> [WHAT IS NEEDED]
Everything from the line containing "Type out the text in this image." to the last line of the records must be returned verbatim; nothing else belongs in the output.

[Collected data]
_ _ _ _ _ _ _

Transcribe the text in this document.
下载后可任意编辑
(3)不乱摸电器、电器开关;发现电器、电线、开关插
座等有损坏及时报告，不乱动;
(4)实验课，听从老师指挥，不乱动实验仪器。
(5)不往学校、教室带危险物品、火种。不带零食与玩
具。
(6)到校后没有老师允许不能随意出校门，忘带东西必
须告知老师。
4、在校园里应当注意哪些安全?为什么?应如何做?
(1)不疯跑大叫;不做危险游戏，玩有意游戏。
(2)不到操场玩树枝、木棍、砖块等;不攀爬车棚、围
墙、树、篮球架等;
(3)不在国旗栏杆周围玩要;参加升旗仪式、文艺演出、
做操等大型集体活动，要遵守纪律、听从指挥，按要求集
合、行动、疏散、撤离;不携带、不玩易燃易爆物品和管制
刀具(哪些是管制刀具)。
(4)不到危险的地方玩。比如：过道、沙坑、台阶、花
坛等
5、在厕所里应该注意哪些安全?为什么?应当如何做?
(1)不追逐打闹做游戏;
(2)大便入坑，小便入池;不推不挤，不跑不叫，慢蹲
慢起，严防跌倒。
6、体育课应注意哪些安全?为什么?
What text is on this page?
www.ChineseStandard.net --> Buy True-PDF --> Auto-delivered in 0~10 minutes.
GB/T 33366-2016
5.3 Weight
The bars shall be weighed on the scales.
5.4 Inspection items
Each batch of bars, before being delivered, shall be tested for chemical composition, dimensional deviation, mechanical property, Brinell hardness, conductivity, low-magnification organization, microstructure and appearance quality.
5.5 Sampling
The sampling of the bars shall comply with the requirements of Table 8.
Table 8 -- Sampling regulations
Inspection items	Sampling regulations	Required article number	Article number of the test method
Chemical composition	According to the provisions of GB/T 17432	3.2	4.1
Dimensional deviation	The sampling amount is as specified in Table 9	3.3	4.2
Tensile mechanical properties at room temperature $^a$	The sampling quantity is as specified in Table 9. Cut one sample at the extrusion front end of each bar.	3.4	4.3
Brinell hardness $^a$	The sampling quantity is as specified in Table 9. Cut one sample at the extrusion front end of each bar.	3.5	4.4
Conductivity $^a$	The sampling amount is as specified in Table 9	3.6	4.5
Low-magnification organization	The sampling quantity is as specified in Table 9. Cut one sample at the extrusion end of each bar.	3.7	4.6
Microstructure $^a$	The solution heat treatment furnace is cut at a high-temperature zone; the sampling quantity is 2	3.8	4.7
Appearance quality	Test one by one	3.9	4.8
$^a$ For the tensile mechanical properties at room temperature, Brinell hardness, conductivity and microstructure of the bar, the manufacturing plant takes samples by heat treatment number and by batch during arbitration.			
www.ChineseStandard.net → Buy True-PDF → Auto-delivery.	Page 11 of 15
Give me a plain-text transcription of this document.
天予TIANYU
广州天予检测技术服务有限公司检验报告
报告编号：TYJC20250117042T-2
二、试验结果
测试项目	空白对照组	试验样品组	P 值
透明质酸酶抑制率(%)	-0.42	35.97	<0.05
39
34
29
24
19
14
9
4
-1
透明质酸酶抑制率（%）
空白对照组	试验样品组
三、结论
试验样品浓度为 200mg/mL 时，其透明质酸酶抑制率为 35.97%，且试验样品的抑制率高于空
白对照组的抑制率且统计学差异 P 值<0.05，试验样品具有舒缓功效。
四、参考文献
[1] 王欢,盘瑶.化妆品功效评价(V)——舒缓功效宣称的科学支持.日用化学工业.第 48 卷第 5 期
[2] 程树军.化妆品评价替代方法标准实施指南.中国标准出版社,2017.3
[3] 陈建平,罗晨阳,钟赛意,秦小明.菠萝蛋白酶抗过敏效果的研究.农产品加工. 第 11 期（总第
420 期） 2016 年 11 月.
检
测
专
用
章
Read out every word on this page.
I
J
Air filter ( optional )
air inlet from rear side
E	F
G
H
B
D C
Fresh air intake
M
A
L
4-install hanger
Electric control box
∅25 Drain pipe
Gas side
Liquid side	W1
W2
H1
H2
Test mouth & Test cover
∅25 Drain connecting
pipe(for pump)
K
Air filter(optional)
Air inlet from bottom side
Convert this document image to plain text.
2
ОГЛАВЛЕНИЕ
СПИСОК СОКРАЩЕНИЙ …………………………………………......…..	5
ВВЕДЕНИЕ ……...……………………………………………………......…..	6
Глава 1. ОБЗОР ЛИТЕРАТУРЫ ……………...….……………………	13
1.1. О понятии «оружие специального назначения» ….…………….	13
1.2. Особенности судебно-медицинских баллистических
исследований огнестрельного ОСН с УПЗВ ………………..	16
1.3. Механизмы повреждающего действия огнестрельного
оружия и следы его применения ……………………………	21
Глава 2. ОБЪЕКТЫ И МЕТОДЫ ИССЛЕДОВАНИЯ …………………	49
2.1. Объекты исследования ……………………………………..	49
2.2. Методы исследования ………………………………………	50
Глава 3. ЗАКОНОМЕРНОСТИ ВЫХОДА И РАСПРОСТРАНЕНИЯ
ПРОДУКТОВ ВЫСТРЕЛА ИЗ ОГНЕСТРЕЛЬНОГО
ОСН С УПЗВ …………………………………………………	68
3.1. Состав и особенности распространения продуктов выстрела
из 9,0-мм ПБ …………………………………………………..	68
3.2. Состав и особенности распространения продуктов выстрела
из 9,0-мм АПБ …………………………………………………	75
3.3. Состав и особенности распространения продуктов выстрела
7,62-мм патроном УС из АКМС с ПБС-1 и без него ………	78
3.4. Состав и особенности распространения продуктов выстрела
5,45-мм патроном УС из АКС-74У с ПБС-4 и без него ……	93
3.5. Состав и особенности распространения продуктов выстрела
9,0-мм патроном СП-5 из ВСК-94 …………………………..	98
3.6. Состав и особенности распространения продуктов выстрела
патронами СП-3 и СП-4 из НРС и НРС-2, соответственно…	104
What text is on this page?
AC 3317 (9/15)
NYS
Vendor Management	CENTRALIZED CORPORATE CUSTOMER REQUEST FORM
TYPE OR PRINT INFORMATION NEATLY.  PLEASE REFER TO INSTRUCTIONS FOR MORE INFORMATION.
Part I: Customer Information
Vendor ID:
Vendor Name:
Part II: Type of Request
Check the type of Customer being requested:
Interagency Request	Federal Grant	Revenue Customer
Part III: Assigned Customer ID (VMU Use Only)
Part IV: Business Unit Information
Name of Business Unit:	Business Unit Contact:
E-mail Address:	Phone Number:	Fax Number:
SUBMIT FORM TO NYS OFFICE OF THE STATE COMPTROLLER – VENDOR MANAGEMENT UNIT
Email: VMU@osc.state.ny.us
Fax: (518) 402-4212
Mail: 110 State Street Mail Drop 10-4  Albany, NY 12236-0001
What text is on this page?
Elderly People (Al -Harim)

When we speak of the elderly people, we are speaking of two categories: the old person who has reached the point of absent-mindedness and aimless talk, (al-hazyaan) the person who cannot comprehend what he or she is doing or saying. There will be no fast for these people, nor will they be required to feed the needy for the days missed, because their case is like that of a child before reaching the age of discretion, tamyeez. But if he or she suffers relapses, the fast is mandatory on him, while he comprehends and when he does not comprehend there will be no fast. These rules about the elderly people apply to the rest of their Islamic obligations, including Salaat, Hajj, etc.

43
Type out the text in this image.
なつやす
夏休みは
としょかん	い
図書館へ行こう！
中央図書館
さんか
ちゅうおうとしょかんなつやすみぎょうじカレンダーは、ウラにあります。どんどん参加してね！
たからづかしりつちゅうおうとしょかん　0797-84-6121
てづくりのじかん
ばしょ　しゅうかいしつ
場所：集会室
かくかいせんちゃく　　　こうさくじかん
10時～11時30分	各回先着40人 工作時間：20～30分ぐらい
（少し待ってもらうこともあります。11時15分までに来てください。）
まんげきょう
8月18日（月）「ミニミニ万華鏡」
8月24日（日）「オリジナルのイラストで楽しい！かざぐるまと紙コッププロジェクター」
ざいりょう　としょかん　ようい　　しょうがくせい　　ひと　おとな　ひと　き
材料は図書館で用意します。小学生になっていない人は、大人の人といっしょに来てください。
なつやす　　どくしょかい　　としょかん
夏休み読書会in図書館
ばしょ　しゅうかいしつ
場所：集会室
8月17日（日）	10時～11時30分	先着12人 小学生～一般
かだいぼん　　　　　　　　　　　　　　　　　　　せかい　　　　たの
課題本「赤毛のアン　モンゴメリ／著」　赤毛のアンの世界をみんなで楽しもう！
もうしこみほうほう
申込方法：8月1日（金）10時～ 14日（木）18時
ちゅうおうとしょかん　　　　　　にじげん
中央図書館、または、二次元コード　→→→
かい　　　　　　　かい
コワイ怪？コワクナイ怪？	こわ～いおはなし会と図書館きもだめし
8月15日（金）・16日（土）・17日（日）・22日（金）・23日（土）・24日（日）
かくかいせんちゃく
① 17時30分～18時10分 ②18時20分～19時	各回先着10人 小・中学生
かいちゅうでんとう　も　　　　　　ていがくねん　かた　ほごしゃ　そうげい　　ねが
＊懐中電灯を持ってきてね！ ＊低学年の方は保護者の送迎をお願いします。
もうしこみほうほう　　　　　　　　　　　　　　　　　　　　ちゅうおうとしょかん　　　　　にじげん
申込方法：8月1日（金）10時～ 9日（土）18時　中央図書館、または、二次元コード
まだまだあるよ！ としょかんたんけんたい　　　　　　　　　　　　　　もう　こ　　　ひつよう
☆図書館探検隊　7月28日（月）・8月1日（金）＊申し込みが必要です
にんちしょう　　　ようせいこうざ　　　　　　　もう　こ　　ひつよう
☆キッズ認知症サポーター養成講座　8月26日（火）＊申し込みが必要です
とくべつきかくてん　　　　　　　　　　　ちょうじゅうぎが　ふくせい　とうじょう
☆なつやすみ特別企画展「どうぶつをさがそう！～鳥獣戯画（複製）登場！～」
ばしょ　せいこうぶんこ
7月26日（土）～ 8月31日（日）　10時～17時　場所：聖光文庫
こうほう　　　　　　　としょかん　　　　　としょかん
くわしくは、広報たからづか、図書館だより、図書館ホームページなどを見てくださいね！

_ _ _ _ _ _ _

> [REPLY TO THE EXERCISE]
Type out the text in this image.
なつやす
夏休みは
としょかん	い
図書館へ行こう！
中央図書館
さんか
ちゅうおうとしょかんなつやすみぎょうじカレンダーは、ウラにあります。どんどん参加してね！
たからづかしりつちゅうおうとしょかん　0797-84-6121
てづくりのじかん
ばしょ　しゅうかいしつ
場所：集会室
かくかいせんちゃく　　　こうさくじかん
10時～11時30分	各回先着40人 工作時間：20～30分ぐらい
（少し待ってもらうこともあります。11時15分までに来てください。）
まんげきょう
8月18日（月）「ミニミニ万華鏡」
8月24日（日）「オリジナルのイラストで楽しい！かざぐるまと紙コッププロジェクター」
ざいりょう　としょかん　ようい　　しょうがくせい　　ひと　おとな　ひと　き
材料は図書館で用意します。小学生になっていない人は、大人の人といっしょに来てください。
なつやす　　どくしょかい　　としょかん
夏休み読書会in図書館
ばしょ　しゅうかいしつ
場所：集会室
8月17日（日）	10時～11時30分	先着12人 小学生～一般
かだいぼん　　　　　　　　　　　　　　　　　　　せかい　　　　たの
課題本「赤毛のアン　モンゴメリ／著」　赤毛のアンの世界をみんなで楽しもう！
もうしこみほうほう
申込方法：8月1日（金）10時～ 14日（木）18時
ちゅうおうとしょかん　　　　　　にじげん
中央図書館、または、二次元コード　→→→
かい　　　　　　　かい
コワイ怪？コワクナイ怪？	こわ～いおはなし会と図書館きもだめし
8月15日（金）・16日（土）・17日（日）・22日（金）・23日（土）・24日（日）
かくかいせんちゃく
① 17時30分～18時10分 ②18時20分～19時	各回先着10人 小・中学生
かいちゅうでんとう　も　　　　　　ていがくねん　かた　ほごしゃ　そうげい　　ねが
＊懐中電灯を持ってきてね！ ＊低学年の方は保護者の送迎をお願いします。
もうしこみほうほう　　　　　　　　　　　　　　　　　　　　ちゅうおうとしょかん　　　　　にじげん
申込方法：8月1日（金）10時～ 9日（土）18時　中央図書館、または、二次元コード
まだまだあるよ！ としょかんたんけんたい　　　　　　　　　　　　　　もう　こ　　　ひつよう
☆図書館探検隊　7月28日（月）・8月1日（金）＊申し込みが必要です
にんちしょう　　　ようせいこうざ　　　　　　　もう　こ　　ひつよう
☆キッズ認知症サポーター養成講座　8月26日（火）＊申し込みが必要です
とくべつきかくてん　　　　　　　　　　　ちょうじゅうぎが　ふくせい　とうじょう
☆なつやすみ特別企画展「どうぶつをさがそう！～鳥獣戯画（複製）登場！～」
ばしょ　せいこうぶんこ
7月26日（土）～ 8月31日（日）　10時～17時　場所：聖光文庫
こうほう　　　　　　　としょかん　　　　　としょかん
くわしくは、広報たからづか、図書館だより、図書館ホームページなどを見てくださいね！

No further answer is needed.